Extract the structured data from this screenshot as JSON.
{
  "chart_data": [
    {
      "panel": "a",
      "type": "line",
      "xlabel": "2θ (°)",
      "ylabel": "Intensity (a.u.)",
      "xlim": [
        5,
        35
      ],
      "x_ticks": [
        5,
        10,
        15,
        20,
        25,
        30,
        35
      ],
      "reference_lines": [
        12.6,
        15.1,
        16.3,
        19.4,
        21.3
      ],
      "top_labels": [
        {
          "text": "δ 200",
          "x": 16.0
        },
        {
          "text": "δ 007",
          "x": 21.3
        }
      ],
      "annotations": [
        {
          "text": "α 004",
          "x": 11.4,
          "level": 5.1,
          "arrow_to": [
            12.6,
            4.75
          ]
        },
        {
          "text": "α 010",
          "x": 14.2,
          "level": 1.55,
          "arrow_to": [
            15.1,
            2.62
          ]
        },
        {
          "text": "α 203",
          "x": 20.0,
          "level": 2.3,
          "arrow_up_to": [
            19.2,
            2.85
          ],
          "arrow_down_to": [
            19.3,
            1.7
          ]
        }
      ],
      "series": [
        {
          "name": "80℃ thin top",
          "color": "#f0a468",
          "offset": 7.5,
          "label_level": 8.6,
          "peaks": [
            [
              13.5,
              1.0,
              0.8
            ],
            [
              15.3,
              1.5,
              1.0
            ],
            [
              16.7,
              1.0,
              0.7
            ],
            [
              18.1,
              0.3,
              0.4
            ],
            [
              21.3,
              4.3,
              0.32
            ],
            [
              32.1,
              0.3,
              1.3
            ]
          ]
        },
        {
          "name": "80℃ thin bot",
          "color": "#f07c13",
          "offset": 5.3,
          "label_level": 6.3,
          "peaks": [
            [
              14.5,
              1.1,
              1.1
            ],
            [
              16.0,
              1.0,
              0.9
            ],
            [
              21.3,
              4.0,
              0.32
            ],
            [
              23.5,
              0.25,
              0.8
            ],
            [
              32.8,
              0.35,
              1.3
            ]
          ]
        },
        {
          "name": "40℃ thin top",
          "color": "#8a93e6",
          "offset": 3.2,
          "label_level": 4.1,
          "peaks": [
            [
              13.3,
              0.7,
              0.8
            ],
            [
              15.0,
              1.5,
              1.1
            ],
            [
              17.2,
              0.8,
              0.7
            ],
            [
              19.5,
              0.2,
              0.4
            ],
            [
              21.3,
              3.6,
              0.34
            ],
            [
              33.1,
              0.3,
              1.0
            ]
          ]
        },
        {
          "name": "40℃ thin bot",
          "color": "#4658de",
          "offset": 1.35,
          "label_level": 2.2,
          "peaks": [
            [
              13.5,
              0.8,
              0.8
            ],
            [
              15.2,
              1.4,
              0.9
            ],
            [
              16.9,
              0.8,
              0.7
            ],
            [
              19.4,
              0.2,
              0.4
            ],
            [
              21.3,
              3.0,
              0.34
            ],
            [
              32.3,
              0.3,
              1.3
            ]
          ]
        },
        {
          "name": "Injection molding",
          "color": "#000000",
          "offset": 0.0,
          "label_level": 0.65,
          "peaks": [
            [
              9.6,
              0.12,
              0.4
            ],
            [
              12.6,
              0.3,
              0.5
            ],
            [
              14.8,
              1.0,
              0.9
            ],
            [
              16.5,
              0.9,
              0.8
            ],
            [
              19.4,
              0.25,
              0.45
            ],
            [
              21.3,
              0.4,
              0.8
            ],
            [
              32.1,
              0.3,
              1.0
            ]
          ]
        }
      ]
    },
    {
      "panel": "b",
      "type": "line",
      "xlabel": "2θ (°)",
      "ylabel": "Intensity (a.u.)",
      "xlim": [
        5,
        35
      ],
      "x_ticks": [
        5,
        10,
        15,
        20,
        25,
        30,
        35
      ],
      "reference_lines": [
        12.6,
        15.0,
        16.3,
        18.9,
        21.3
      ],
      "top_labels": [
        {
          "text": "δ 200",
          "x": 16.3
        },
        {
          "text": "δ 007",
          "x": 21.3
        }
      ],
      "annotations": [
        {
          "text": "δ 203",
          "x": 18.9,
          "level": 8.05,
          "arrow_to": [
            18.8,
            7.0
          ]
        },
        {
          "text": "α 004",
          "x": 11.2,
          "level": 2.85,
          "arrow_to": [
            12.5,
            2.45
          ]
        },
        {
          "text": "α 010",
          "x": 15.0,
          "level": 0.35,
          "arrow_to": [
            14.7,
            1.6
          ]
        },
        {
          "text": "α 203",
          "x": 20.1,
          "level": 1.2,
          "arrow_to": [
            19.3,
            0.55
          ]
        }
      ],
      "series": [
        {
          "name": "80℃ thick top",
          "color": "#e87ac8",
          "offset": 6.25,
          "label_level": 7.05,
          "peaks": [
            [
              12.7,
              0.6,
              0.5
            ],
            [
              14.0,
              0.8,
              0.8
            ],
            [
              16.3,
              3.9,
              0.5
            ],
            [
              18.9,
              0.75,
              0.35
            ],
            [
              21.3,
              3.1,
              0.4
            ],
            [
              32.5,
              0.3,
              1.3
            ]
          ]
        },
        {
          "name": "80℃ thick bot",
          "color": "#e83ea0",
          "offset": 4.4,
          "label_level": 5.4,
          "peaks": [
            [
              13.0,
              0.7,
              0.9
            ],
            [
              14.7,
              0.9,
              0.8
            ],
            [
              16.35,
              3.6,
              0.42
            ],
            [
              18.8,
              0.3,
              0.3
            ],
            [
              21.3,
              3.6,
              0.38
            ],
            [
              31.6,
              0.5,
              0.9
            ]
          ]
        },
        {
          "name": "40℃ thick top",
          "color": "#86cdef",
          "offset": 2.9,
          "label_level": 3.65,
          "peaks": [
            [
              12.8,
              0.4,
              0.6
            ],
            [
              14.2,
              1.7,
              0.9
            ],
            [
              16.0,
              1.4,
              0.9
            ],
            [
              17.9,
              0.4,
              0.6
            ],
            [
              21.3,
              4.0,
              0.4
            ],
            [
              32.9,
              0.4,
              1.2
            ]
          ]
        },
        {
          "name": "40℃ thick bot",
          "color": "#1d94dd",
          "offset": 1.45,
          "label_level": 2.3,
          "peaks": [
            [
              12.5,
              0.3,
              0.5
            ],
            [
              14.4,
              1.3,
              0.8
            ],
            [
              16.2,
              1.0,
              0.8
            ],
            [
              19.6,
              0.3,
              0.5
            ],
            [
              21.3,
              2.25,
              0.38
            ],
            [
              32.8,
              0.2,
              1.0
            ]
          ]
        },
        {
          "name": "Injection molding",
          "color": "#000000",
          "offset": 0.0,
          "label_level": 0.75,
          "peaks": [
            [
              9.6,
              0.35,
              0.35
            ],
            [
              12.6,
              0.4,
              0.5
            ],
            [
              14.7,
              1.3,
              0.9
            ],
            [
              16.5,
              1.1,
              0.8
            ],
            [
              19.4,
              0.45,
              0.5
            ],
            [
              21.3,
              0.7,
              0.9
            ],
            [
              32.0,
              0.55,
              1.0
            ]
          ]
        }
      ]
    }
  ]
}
======
Aim:
Each of the records should be retyped exactly.

Answer for this exercise:
Extract the structured data from this screenshot as JSON.
{
  "chart_data": [
    {
      "panel": "a",
      "type": "line",
      "xlabel": "2θ (°)",
      "ylabel": "Intensity (a.u.)",
      "xlim": [
        5,
        35
      ],
      "x_ticks": [
        5,
        10,
        15,
        20,
        25,
        30,
        35
      ],
      "reference_lines": [
        12.6,
        15.1,
        16.3,
        19.4,
        21.3
      ],
      "top_labels": [
        {
          "text": "δ 200",
          "x": 16.0
        },
        {
          "text": "δ 007",
          "x": 21.3
        }
      ],
      "annotations": [
        {
          "text": "α 004",
          "x": 11.4,
          "level": 5.1,
          "arrow_to": [
            12.6,
            4.75
          ]
        },
        {
          "text": "α 010",
          "x": 14.2,
          "level": 1.55,
          "arrow_to": [
            15.1,
            2.62
          ]
        },
        {
          "text": "α 203",
          "x": 20.0,
          "level": 2.3,
          "arrow_up_to": [
            19.2,
            2.85
          ],
          "arrow_down_to": [
            19.3,
            1.7
          ]
        }
      ],
      "series": [
        {
          "name": "80℃ thin top",
          "color": "#f0a468",
          "offset": 7.5,
          "label_level": 8.6,
          "peaks": [
            [
              13.5,
              1.0,
              0.8
            ],
            [
              15.3,
              1.5,
              1.0
            ],
            [
              16.7,
              1.0,
              0.7
            ],
            [
              18.1,
              0.3,
              0.4
            ],
            [
              21.3,
              4.3,
              0.32
            ],
            [
              32.1,
              0.3,
              1.3
            ]
          ]
        },
        {
          "name": "80℃ thin bot",
          "color": "#f07c13",
          "offset": 5.3,
          "label_level": 6.3,
          "peaks": [
            [
              14.5,
              1.1,
              1.1
            ],
            [
              16.0,
              1.0,
              0.9
            ],
            [
              21.3,
              4.0,
              0.32
            ],
            [
              23.5,
              0.25,
              0.8
            ],
            [
              32.8,
              0.35,
              1.3
            ]
          ]
        },
        {
          "name": "40℃ thin top",
          "color": "#8a93e6",
          "offset": 3.2,
          "label_level": 4.1,
          "peaks": [
            [
              13.3,
              0.7,
              0.8
            ],
            [
              15.0,
              1.5,
              1.1
            ],
            [
              17.2,
              0.8,
              0.7
            ],
            [
              19.5,
              0.2,
              0.4
            ],
            [
              21.3,
              3.6,
              0.34
            ],
            [
              33.1,
              0.3,
              1.0
            ]
          ]
        },
        {
          "name": "40℃ thin bot",
          "color": "#4658de",
          "offset": 1.35,
          "label_level": 2.2,
          "peaks": [
            [
              13.5,
              0.8,
              0.8
            ],
            [
              15.2,
              1.4,
              0.9
            ],
            [
              16.9,
              0.8,
              0.7
            ],
            [
              19.4,
              0.2,
              0.4
            ],
            [
              21.3,
              3.0,
              0.34
            ],
            [
              32.3,
              0.3,
              1.3
            ]
          ]
        },
        {
          "name": "Injection molding",
          "color": "#000000",
          "offset": 0.0,
          "label_level": 0.65,
          "peaks": [
            [
              9.6,
              0.12,
              0.4
            ],
            [
              12.6,
              0.3,
              0.5
            ],
            [
              14.8,
              1.0,
              0.9
            ],
            [
              16.5,
              0.9,
              0.8
            ],
            [
              19.4,
              0.25,
              0.45
            ],
            [
              21.3,
              0.4,
              0.8
            ],
            [
              32.1,
              0.3,
              1.0
            ]
          ]
        }
      ]
    },
    {
      "panel": "b",
      "type": "line",
      "xlabel": "2θ (°)",
      "ylabel": "Intensity (a.u.)",
      "xlim": [
        5,
        35
      ],
      "x_ticks": [
        5,
        10,
        15,
        20,
        25,
        30,
        35
      ],
      "reference_lines": [
        12.6,
        15.0,
        16.3,
        18.9,
        21.3
      ],
      "top_labels": [
        {
          "text": "δ 200",
          "x": 16.3
        },
        {
          "text": "δ 007",
          "x": 21.3
        }
      ],
      "annotations": [
        {
          "text": "δ 203",
          "x": 18.9,
          "level": 8.05,
          "arrow_to": [
            18.8,
            7.0
          ]
        },
        {
          "text": "α 004",
          "x": 11.2,
          "level": 2.85,
          "arrow_to": [
            12.5,
            2.45
          ]
        },
        {
          "text": "α 010",
          "x": 15.0,
          "level": 0.35,
          "arrow_to": [
            14.7,
            1.6
          ]
        },
        {
          "text": "α 203",
          "x": 20.1,
          "level": 1.2,
          "arrow_to": [
            19.3,
            0.55
          ]
        }
      ],
      "series": [
        {
          "name": "80℃ thick top",
          "color": "#e87ac8",
          "offset": 6.25,
          "label_level": 7.05,
          "peaks": [
            [
              12.7,
              0.6,
              0.5
            ],
            [
              14.0,
              0.8,
              0.8
            ],
            [
              16.3,
              3.9,
              0.5
            ],
            [
              18.9,
              0.75,
              0.35
            ],
            [
              21.3,
              3.1,
              0.4
            ],
            [
              32.5,
              0.3,
              1.3
            ]
          ]
        },
        {
          "name": "80℃ thick bot",
          "color": "#e83ea0",
          "offset": 4.4,
          "label_level": 5.4,
          "peaks": [
            [
              13.0,
              0.7,
              0.9
            ],
            [
              14.7,
              0.9,
              0.8
            ],
            [
              16.35,
              3.6,
              0.42
            ],
            [
              18.8,
              0.3,
              0.3
            ],
            [
              21.3,
              3.6,
              0.38
            ],
            [
              31.6,
              0.5,
              0.9
            ]
          ]
        },
        {
          "name": "40℃ thick top",
          "color": "#86cdef",
          "offset": 2.9,
          "label_level": 3.65,
          "peaks": [
            [
              12.8,
              0.4,
              0.6
            ],
            [
              14.2,
              1.7,
              0.9
            ],
            [
              16.0,
              1.4,
              0.9
            ],
            [
              17.9,
              0.4,
              0.6
            ],
            [
              21.3,
              4.0,
              0.4
            ],
            [
              32.9,
              0.4,
              1.2
            ]
          ]
        },
        {
          "name": "40℃ thick bot",
          "color": "#1d94dd",
          "offset": 1.45,
          "label_level": 2.3,
          "peaks": [
            [
              12.5,
              0.3,
              0.5
            ],
            [
              14.4,
              1.3,
              0.8
            ],
            [
              16.2,
              1.0,
              0.8
            ],
            [
              19.6,
              0.3,
              0.5
            ],
            [
              21.3,
              2.25,
              0.38
            ],
            [
              32.8,
              0.2,
              1.0
            ]
          ]
        },
        {
          "name": "Injection molding",
          "color": "#000000",
          "offset": 0.0,
          "label_level": 0.75,
          "peaks": [
            [
              9.6,
              0.35,
              0.35
            ],
            [
              12.6,
              0.4,
              0.5
            ],
            [
              14.7,
              1.3,
              0.9
            ],
            [
              16.5,
              1.1,
              0.8
            ],
            [
              19.4,
              0.45,
              0.5
            ],
            [
              21.3,
              0.7,
              0.9
            ],
            [
              32.0,
              0.55,
              1.0
            ]
          ]
        }
      ]
    }
  ]
}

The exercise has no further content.